Transcribe all of the material below word for word and leave out its pictures.

Collected data entries:
-- start --

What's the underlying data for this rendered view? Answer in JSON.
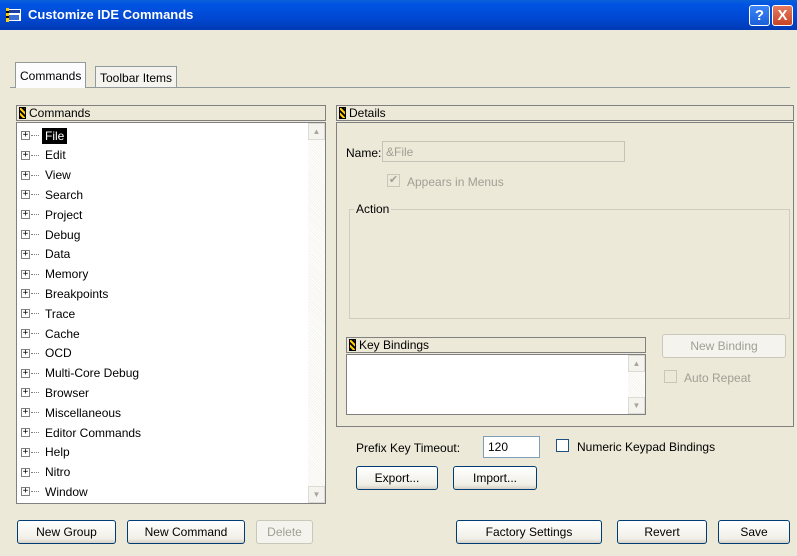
{
  "window": {
    "title": "Customize IDE Commands",
    "help_label": "?",
    "close_label": "X"
  },
  "tabs": [
    {
      "label": "Commands",
      "active": true
    },
    {
      "label": "Toolbar Items",
      "active": false
    }
  ],
  "commands_panel": {
    "header": "Commands",
    "items": [
      {
        "label": "File",
        "selected": true
      },
      {
        "label": "Edit"
      },
      {
        "label": "View"
      },
      {
        "label": "Search"
      },
      {
        "label": "Project"
      },
      {
        "label": "Debug"
      },
      {
        "label": "Data"
      },
      {
        "label": "Memory"
      },
      {
        "label": "Breakpoints"
      },
      {
        "label": "Trace"
      },
      {
        "label": "Cache"
      },
      {
        "label": "OCD"
      },
      {
        "label": "Multi-Core Debug"
      },
      {
        "label": "Browser"
      },
      {
        "label": "Miscellaneous"
      },
      {
        "label": "Editor Commands"
      },
      {
        "label": "Help"
      },
      {
        "label": "Nitro"
      },
      {
        "label": "Window"
      }
    ],
    "expander_symbol": "+"
  },
  "details": {
    "header": "Details",
    "name_label": "Name:",
    "name_value": "&File",
    "appears_in_menus_label": "Appears in Menus",
    "appears_in_menus_checked": true,
    "action_label": "Action",
    "key_bindings_header": "Key Bindings",
    "new_binding_label": "New Binding",
    "auto_repeat_label": "Auto Repeat"
  },
  "options": {
    "prefix_key_timeout_label": "Prefix Key Timeout:",
    "prefix_key_timeout_value": "120",
    "numeric_keypad_label": "Numeric Keypad Bindings",
    "export_label": "Export...",
    "import_label": "Import..."
  },
  "footer": {
    "new_group_label": "New Group",
    "new_command_label": "New Command",
    "delete_label": "Delete",
    "factory_settings_label": "Factory Settings",
    "revert_label": "Revert",
    "save_label": "Save"
  },
  "colors": {
    "titlebar": "#0054e3",
    "window_bg": "#ece9d8",
    "disabled_text": "#a09f94"
  }
}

-- end --

Written solution:
What's the underlying data for this rendered view? Answer in JSON.
{
  "window": {
    "title": "Customize IDE Commands",
    "help_label": "?",
    "close_label": "X"
  },
  "tabs": [
    {
      "label": "Commands",
      "active": true
    },
    {
      "label": "Toolbar Items",
      "active": false
    }
  ],
  "commands_panel": {
    "header": "Commands",
    "items": [
      {
        "label": "File",
        "selected": true
      },
      {
        "label": "Edit"
      },
      {
        "label": "View"
      },
      {
        "label": "Search"
      },
      {
        "label": "Project"
      },
      {
        "label": "Debug"
      },
      {
        "label": "Data"
      },
      {
        "label": "Memory"
      },
      {
        "label": "Breakpoints"
      },
      {
        "label": "Trace"
      },
      {
        "label": "Cache"
      },
      {
        "label": "OCD"
      },
      {
        "label": "Multi-Core Debug"
      },
      {
        "label": "Browser"
      },
      {
        "label": "Miscellaneous"
      },
      {
        "label": "Editor Commands"
      },
      {
        "label": "Help"
      },
      {
        "label": "Nitro"
      },
      {
        "label": "Window"
      }
    ],
    "expander_symbol": "+"
  },
  "details": {
    "header": "Details",
    "name_label": "Name:",
    "name_value": "&File",
    "appears_in_menus_label": "Appears in Menus",
    "appears_in_menus_checked": true,
    "action_label": "Action",
    "key_bindings_header": "Key Bindings",
    "new_binding_label": "New Binding",
    "auto_repeat_label": "Auto Repeat"
  },
  "options": {
    "prefix_key_timeout_label": "Prefix Key Timeout:",
    "prefix_key_timeout_value": "120",
    "numeric_keypad_label": "Numeric Keypad Bindings",
    "export_label": "Export...",
    "import_label": "Import..."
  },
  "footer": {
    "new_group_label": "New Group",
    "new_command_label": "New Command",
    "delete_label": "Delete",
    "factory_settings_label": "Factory Settings",
    "revert_label": "Revert",
    "save_label": "Save"
  },
  "colors": {
    "titlebar": "#0054e3",
    "window_bg": "#ece9d8",
    "disabled_text": "#a09f94"
  }
}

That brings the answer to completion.